> [Stated problem]:
Print the entries below word for word; the pictures stay out of your copy.

########

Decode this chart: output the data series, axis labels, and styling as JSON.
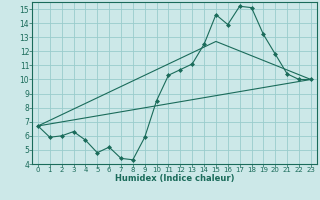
{
  "xlabel": "Humidex (Indice chaleur)",
  "ylabel": "",
  "background_color": "#cce8e8",
  "grid_color": "#99cccc",
  "line_color": "#1a6b5a",
  "xlim": [
    -0.5,
    23.5
  ],
  "ylim": [
    4,
    15.5
  ],
  "xticks": [
    0,
    1,
    2,
    3,
    4,
    5,
    6,
    7,
    8,
    9,
    10,
    11,
    12,
    13,
    14,
    15,
    16,
    17,
    18,
    19,
    20,
    21,
    22,
    23
  ],
  "yticks": [
    4,
    5,
    6,
    7,
    8,
    9,
    10,
    11,
    12,
    13,
    14,
    15
  ],
  "line1_x": [
    0,
    1,
    2,
    3,
    4,
    5,
    6,
    7,
    8,
    9,
    10,
    11,
    12,
    13,
    14,
    15,
    16,
    17,
    18,
    19,
    20,
    21,
    22,
    23
  ],
  "line1_y": [
    6.7,
    5.9,
    6.0,
    6.3,
    5.7,
    4.8,
    5.2,
    4.4,
    4.3,
    5.9,
    8.5,
    10.3,
    10.7,
    11.1,
    12.5,
    14.6,
    13.9,
    15.2,
    15.1,
    13.2,
    11.8,
    10.4,
    10.0,
    10.0
  ],
  "line2_x": [
    0,
    23
  ],
  "line2_y": [
    6.7,
    10.0
  ],
  "line3_x": [
    0,
    15,
    23
  ],
  "line3_y": [
    6.7,
    12.7,
    10.0
  ]
}
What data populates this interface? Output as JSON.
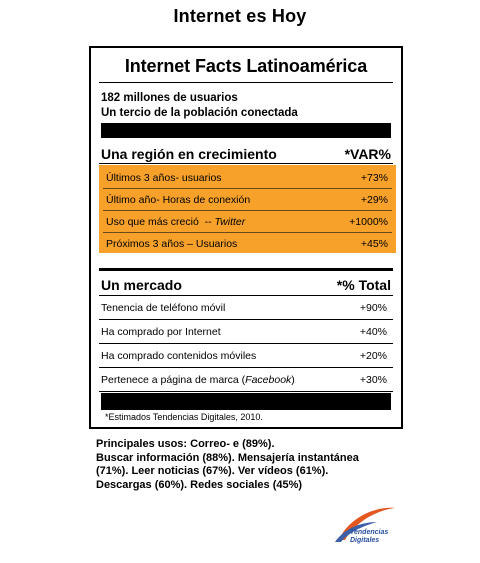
{
  "page_title": "Internet es Hoy",
  "panel": {
    "title": "Internet Facts Latinoamérica",
    "stats": [
      "182 millones de usuarios",
      "Un tercio de la población conectada"
    ]
  },
  "growth": {
    "heading": "Una región en crecimiento",
    "heading_right": "*VAR%",
    "rows": [
      {
        "label": "Últimos 3 años- usuarios",
        "value": "+73%"
      },
      {
        "label": "Último año- Horas de conexión",
        "value": "+29%"
      },
      {
        "label_prefix": "Uso que más creció  -- ",
        "label_italic": "Twitter",
        "value": "+1000%"
      },
      {
        "label": "Próximos 3 años – Usuarios",
        "value": "+45%"
      }
    ],
    "accent_color": "#f7a12b"
  },
  "market": {
    "heading": "Un mercado",
    "heading_right": "*% Total",
    "rows": [
      {
        "label": "Tenencia de teléfono móvil",
        "value": "+90%"
      },
      {
        "label": "Ha comprado por Internet",
        "value": "+40%"
      },
      {
        "label": "Ha comprado contenidos móviles",
        "value": "+20%"
      },
      {
        "label_prefix": "Pertenece a página de marca (",
        "label_italic": "Facebook",
        "label_suffix": ")",
        "value": "+30%"
      }
    ]
  },
  "footnote": "*Estimados Tendencias Digitales, 2010.",
  "usos": [
    "Principales usos: Correo- e  (89%).",
    "Buscar información (88%). Mensajería instantánea",
    "(71%). Leer noticias (67%). Ver vídeos (61%).",
    "Descargas (60%). Redes sociales (45%)"
  ],
  "logo": {
    "line1": "Tendencias",
    "line2": "Digitales"
  }
}
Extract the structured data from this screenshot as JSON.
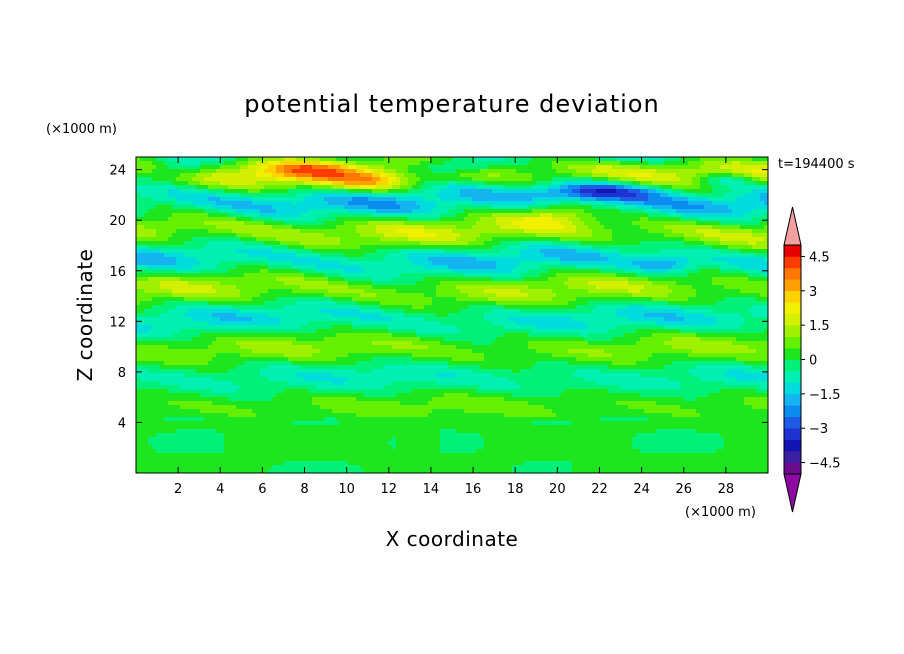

########

> [Written answer]:
Decode this chart: output the data series, axis labels, and styling as JSON.
{
  "xlabel": "Humidex (Indice chaleur)",
  "ylabel": "",
  "background_color": "#cce8e8",
  "grid_color": "#99cccc",
  "line_color": "#1a6b5a",
  "xlim": [
    -0.5,
    23.5
  ],
  "ylim": [
    4,
    15.5
  ],
  "xticks": [
    0,
    1,
    2,
    3,
    4,
    5,
    6,
    7,
    8,
    9,
    10,
    11,
    12,
    13,
    14,
    15,
    16,
    17,
    18,
    19,
    20,
    21,
    22,
    23
  ],
  "yticks": [
    4,
    5,
    6,
    7,
    8,
    9,
    10,
    11,
    12,
    13,
    14,
    15
  ],
  "line1_x": [
    0,
    1,
    2,
    3,
    4,
    5,
    6,
    7,
    8,
    9,
    10,
    11,
    12,
    13,
    14,
    15,
    16,
    17,
    18,
    19,
    20,
    21,
    22,
    23
  ],
  "line1_y": [
    6.7,
    5.9,
    6.0,
    6.3,
    5.7,
    4.8,
    5.2,
    4.4,
    4.3,
    5.9,
    8.5,
    10.3,
    10.7,
    11.1,
    12.5,
    14.6,
    13.9,
    15.2,
    15.1,
    13.2,
    11.8,
    10.4,
    10.0,
    10.0
  ],
  "line2_x": [
    0,
    23
  ],
  "line2_y": [
    6.7,
    10.0
  ],
  "line3_x": [
    0,
    15,
    23
  ],
  "line3_y": [
    6.7,
    12.7,
    10.0
  ]
}
What data populates this interface? Output as JSON.
{
  "page_title": "Internet es Hoy",
  "panel": {
    "title": "Internet Facts Latinoamérica",
    "stats": [
      "182 millones de usuarios",
      "Un tercio de la población conectada"
    ]
  },
  "growth": {
    "heading": "Una región en crecimiento",
    "heading_right": "*VAR%",
    "rows": [
      {
        "label": "Últimos 3 años- usuarios",
        "value": "+73%"
      },
      {
        "label": "Último año- Horas de conexión",
        "value": "+29%"
      },
      {
        "label_prefix": "Uso que más creció  -- ",
        "label_italic": "Twitter",
        "value": "+1000%"
      },
      {
        "label": "Próximos 3 años – Usuarios",
        "value": "+45%"
      }
    ],
    "accent_color": "#f7a12b"
  },
  "market": {
    "heading": "Un mercado",
    "heading_right": "*% Total",
    "rows": [
      {
        "label": "Tenencia de teléfono móvil",
        "value": "+90%"
      },
      {
        "label": "Ha comprado por Internet",
        "value": "+40%"
      },
      {
        "label": "Ha comprado contenidos móviles",
        "value": "+20%"
      },
      {
        "label_prefix": "Pertenece a página de marca (",
        "label_italic": "Facebook",
        "label_suffix": ")",
        "value": "+30%"
      }
    ]
  },
  "footnote": "*Estimados Tendencias Digitales, 2010.",
  "usos": [
    "Principales usos: Correo- e  (89%).",
    "Buscar información (88%). Mensajería instantánea",
    "(71%). Leer noticias (67%). Ver vídeos (61%).",
    "Descargas (60%). Redes sociales (45%)"
  ],
  "logo": {
    "line1": "Tendencias",
    "line2": "Digitales"
  }
}
Extract the structured data from this screenshot as JSON.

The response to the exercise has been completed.